* **Description of the task**:
Each record that follows should be repeated exactly, minus any images.

* **Data entries**:
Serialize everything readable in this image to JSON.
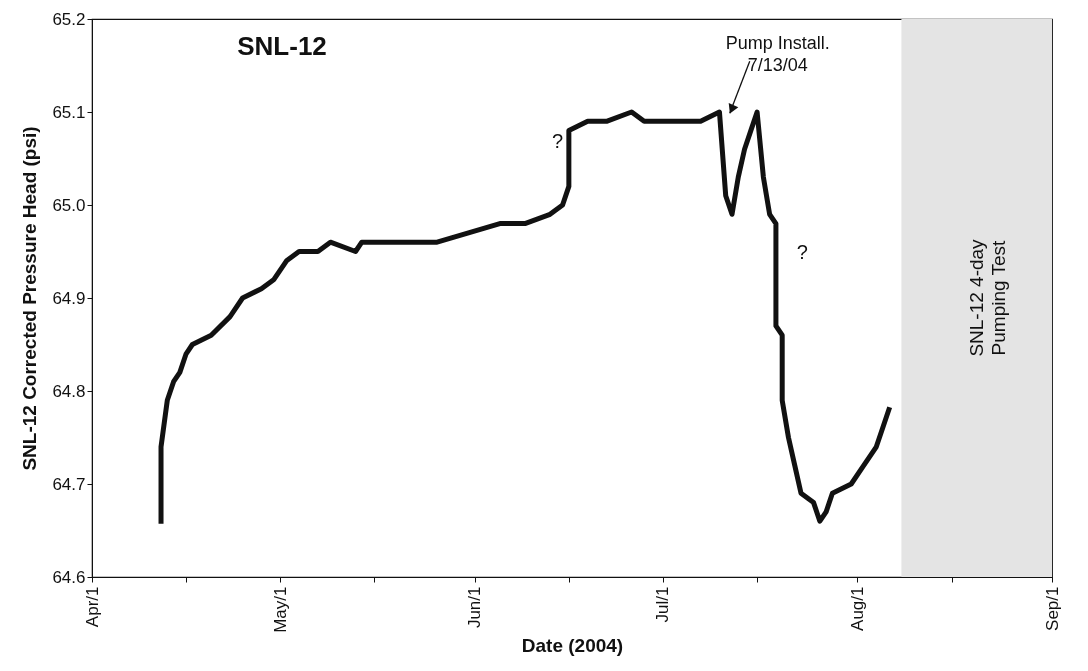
{
  "chart_data": {
    "type": "line",
    "title": "SNL-12",
    "xlabel": "Date (2004)",
    "ylabel": "SNL-12 Corrected Pressure Head (psi)",
    "x": [
      "2004-04-12",
      "2004-04-12",
      "2004-04-13",
      "2004-04-14",
      "2004-04-15",
      "2004-04-16",
      "2004-04-17",
      "2004-04-20",
      "2004-04-23",
      "2004-04-25",
      "2004-04-28",
      "2004-04-30",
      "2004-05-02",
      "2004-05-04",
      "2004-05-07",
      "2004-05-09",
      "2004-05-13",
      "2004-05-14",
      "2004-05-20",
      "2004-05-26",
      "2004-05-31",
      "2004-06-05",
      "2004-06-09",
      "2004-06-13",
      "2004-06-15",
      "2004-06-16",
      "2004-06-16",
      "2004-06-19",
      "2004-06-22",
      "2004-06-26",
      "2004-06-28",
      "2004-07-07",
      "2004-07-10",
      "2004-07-11",
      "2004-07-12",
      "2004-07-13",
      "2004-07-14",
      "2004-07-15",
      "2004-07-16",
      "2004-07-17",
      "2004-07-18",
      "2004-07-19",
      "2004-07-19",
      "2004-07-20",
      "2004-07-20",
      "2004-07-21",
      "2004-07-22",
      "2004-07-23",
      "2004-07-25",
      "2004-07-26",
      "2004-07-27",
      "2004-07-28",
      "2004-07-31",
      "2004-08-02",
      "2004-08-04",
      "2004-08-05",
      "2004-08-06"
    ],
    "series": [
      {
        "color": "#111111",
        "values": [
          64.66,
          64.74,
          64.79,
          64.81,
          64.82,
          64.84,
          64.85,
          64.86,
          64.88,
          64.9,
          64.91,
          64.92,
          64.94,
          64.95,
          64.95,
          64.96,
          64.95,
          64.96,
          64.96,
          64.96,
          64.97,
          64.98,
          64.98,
          64.99,
          65.0,
          65.02,
          65.08,
          65.09,
          65.09,
          65.1,
          65.09,
          65.09,
          65.1,
          65.01,
          64.99,
          65.03,
          65.06,
          65.08,
          65.1,
          65.03,
          64.99,
          64.98,
          64.87,
          64.86,
          64.79,
          64.75,
          64.72,
          64.69,
          64.68,
          64.66,
          64.67,
          64.69,
          64.7,
          64.72,
          64.74,
          64.76,
          64.78
        ]
      }
    ],
    "xlim": [
      "2004-04-01",
      "2004-09-01"
    ],
    "xticks": [
      {
        "value": "2004-04-01",
        "label": "Apr/1"
      },
      {
        "value": "2004-04-16",
        "label": null
      },
      {
        "value": "2004-05-01",
        "label": "May/1"
      },
      {
        "value": "2004-05-16",
        "label": null
      },
      {
        "value": "2004-06-01",
        "label": "Jun/1"
      },
      {
        "value": "2004-06-16",
        "label": null
      },
      {
        "value": "2004-07-01",
        "label": "Jul/1"
      },
      {
        "value": "2004-07-16",
        "label": null
      },
      {
        "value": "2004-08-01",
        "label": "Aug/1"
      },
      {
        "value": "2004-08-16",
        "label": null
      },
      {
        "value": "2004-09-01",
        "label": "Sep/1"
      }
    ],
    "ylim": [
      64.6,
      65.2
    ],
    "yticks": [
      64.6,
      64.7,
      64.8,
      64.9,
      {
        "value": 65.0,
        "label": "65.0"
      },
      65.1,
      65.2
    ],
    "bands": [
      {
        "axis": "x",
        "from": "2004-08-08",
        "to": "2004-09-01",
        "label": "SNL-12 4-day\nPumping Test",
        "color": "#e4e4e4"
      }
    ],
    "annotations": [
      {
        "text": "Pump Install.\n7/13/04",
        "x": "2004-07-11",
        "y": 65.09
      },
      "?",
      "?"
    ],
    "grid": false
  }
}
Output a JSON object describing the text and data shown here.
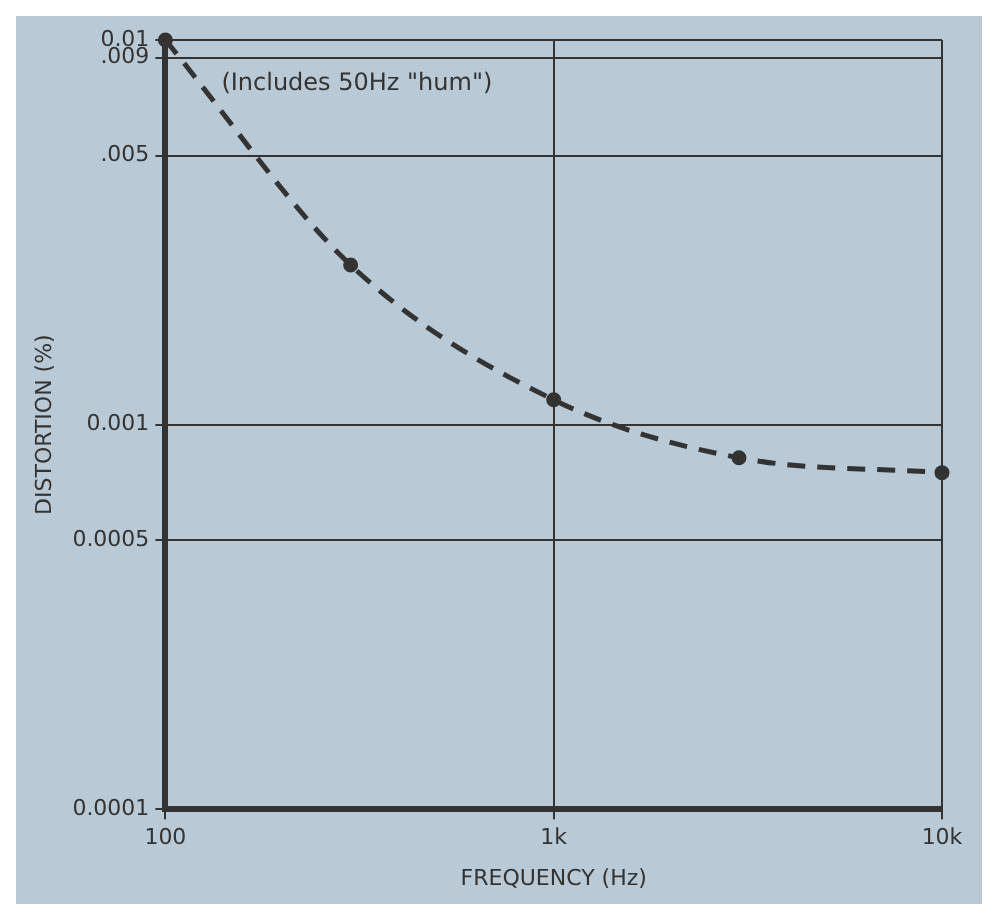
{
  "chart_data": {
    "type": "line",
    "xlabel": "FREQUENCY (Hz)",
    "ylabel": "DISTORTION (%)",
    "log": "xy",
    "x": [
      100,
      300,
      1000,
      3000,
      10000
    ],
    "series": [
      {
        "color": "#333333",
        "values": [
          0.01,
          0.0026,
          0.00116,
          0.00082,
          0.00075
        ]
      }
    ],
    "xlim": [
      100,
      10000
    ],
    "xticks": [
      100,
      {
        "value": 1000,
        "label": "1k"
      },
      {
        "value": 10000,
        "label": "10k"
      }
    ],
    "ylim": [
      0.0001,
      0.01
    ],
    "yticks": [
      {
        "value": 0.0001,
        "label": "0.0001"
      },
      {
        "value": 0.0005,
        "label": "0.0005"
      },
      {
        "value": 0.001,
        "label": "0.001"
      },
      {
        "value": 0.005,
        "label": ".005"
      },
      {
        "value": 0.009,
        "label": ".009"
      },
      {
        "value": 0.01,
        "label": "0.01"
      }
    ],
    "grid": true,
    "marker": "circle",
    "line_style": "dashed",
    "legend": false,
    "annotations": [
      "(Includes 50Hz \"hum\")"
    ]
  }
}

* **Reply to the task**:
Serialize everything readable in this image to JSON.
{
  "chart_data": {
    "type": "line",
    "title": "SNL-12",
    "xlabel": "Date (2004)",
    "ylabel": "SNL-12 Corrected Pressure Head (psi)",
    "x": [
      "2004-04-12",
      "2004-04-12",
      "2004-04-13",
      "2004-04-14",
      "2004-04-15",
      "2004-04-16",
      "2004-04-17",
      "2004-04-20",
      "2004-04-23",
      "2004-04-25",
      "2004-04-28",
      "2004-04-30",
      "2004-05-02",
      "2004-05-04",
      "2004-05-07",
      "2004-05-09",
      "2004-05-13",
      "2004-05-14",
      "2004-05-20",
      "2004-05-26",
      "2004-05-31",
      "2004-06-05",
      "2004-06-09",
      "2004-06-13",
      "2004-06-15",
      "2004-06-16",
      "2004-06-16",
      "2004-06-19",
      "2004-06-22",
      "2004-06-26",
      "2004-06-28",
      "2004-07-07",
      "2004-07-10",
      "2004-07-11",
      "2004-07-12",
      "2004-07-13",
      "2004-07-14",
      "2004-07-15",
      "2004-07-16",
      "2004-07-17",
      "2004-07-18",
      "2004-07-19",
      "2004-07-19",
      "2004-07-20",
      "2004-07-20",
      "2004-07-21",
      "2004-07-22",
      "2004-07-23",
      "2004-07-25",
      "2004-07-26",
      "2004-07-27",
      "2004-07-28",
      "2004-07-31",
      "2004-08-02",
      "2004-08-04",
      "2004-08-05",
      "2004-08-06"
    ],
    "series": [
      {
        "color": "#111111",
        "values": [
          64.66,
          64.74,
          64.79,
          64.81,
          64.82,
          64.84,
          64.85,
          64.86,
          64.88,
          64.9,
          64.91,
          64.92,
          64.94,
          64.95,
          64.95,
          64.96,
          64.95,
          64.96,
          64.96,
          64.96,
          64.97,
          64.98,
          64.98,
          64.99,
          65.0,
          65.02,
          65.08,
          65.09,
          65.09,
          65.1,
          65.09,
          65.09,
          65.1,
          65.01,
          64.99,
          65.03,
          65.06,
          65.08,
          65.1,
          65.03,
          64.99,
          64.98,
          64.87,
          64.86,
          64.79,
          64.75,
          64.72,
          64.69,
          64.68,
          64.66,
          64.67,
          64.69,
          64.7,
          64.72,
          64.74,
          64.76,
          64.78
        ]
      }
    ],
    "xlim": [
      "2004-04-01",
      "2004-09-01"
    ],
    "xticks": [
      {
        "value": "2004-04-01",
        "label": "Apr/1"
      },
      {
        "value": "2004-04-16",
        "label": null
      },
      {
        "value": "2004-05-01",
        "label": "May/1"
      },
      {
        "value": "2004-05-16",
        "label": null
      },
      {
        "value": "2004-06-01",
        "label": "Jun/1"
      },
      {
        "value": "2004-06-16",
        "label": null
      },
      {
        "value": "2004-07-01",
        "label": "Jul/1"
      },
      {
        "value": "2004-07-16",
        "label": null
      },
      {
        "value": "2004-08-01",
        "label": "Aug/1"
      },
      {
        "value": "2004-08-16",
        "label": null
      },
      {
        "value": "2004-09-01",
        "label": "Sep/1"
      }
    ],
    "ylim": [
      64.6,
      65.2
    ],
    "yticks": [
      64.6,
      64.7,
      64.8,
      64.9,
      {
        "value": 65.0,
        "label": "65.0"
      },
      65.1,
      65.2
    ],
    "bands": [
      {
        "axis": "x",
        "from": "2004-08-08",
        "to": "2004-09-01",
        "label": "SNL-12 4-day\nPumping Test",
        "color": "#e4e4e4"
      }
    ],
    "annotations": [
      {
        "text": "Pump Install.\n7/13/04",
        "x": "2004-07-11",
        "y": 65.09
      },
      "?",
      "?"
    ],
    "grid": false
  }
}
Output a JSON object describing the text and data shown here.
{
  "chart_data": {
    "type": "line",
    "xlabel": "FREQUENCY (Hz)",
    "ylabel": "DISTORTION (%)",
    "log": "xy",
    "x": [
      100,
      300,
      1000,
      3000,
      10000
    ],
    "series": [
      {
        "color": "#333333",
        "values": [
          0.01,
          0.0026,
          0.00116,
          0.00082,
          0.00075
        ]
      }
    ],
    "xlim": [
      100,
      10000
    ],
    "xticks": [
      100,
      {
        "value": 1000,
        "label": "1k"
      },
      {
        "value": 10000,
        "label": "10k"
      }
    ],
    "ylim": [
      0.0001,
      0.01
    ],
    "yticks": [
      {
        "value": 0.0001,
        "label": "0.0001"
      },
      {
        "value": 0.0005,
        "label": "0.0005"
      },
      {
        "value": 0.001,
        "label": "0.001"
      },
      {
        "value": 0.005,
        "label": ".005"
      },
      {
        "value": 0.009,
        "label": ".009"
      },
      {
        "value": 0.01,
        "label": "0.01"
      }
    ],
    "grid": true,
    "marker": "circle",
    "line_style": "dashed",
    "legend": false,
    "annotations": [
      "(Includes 50Hz \"hum\")"
    ]
  }
}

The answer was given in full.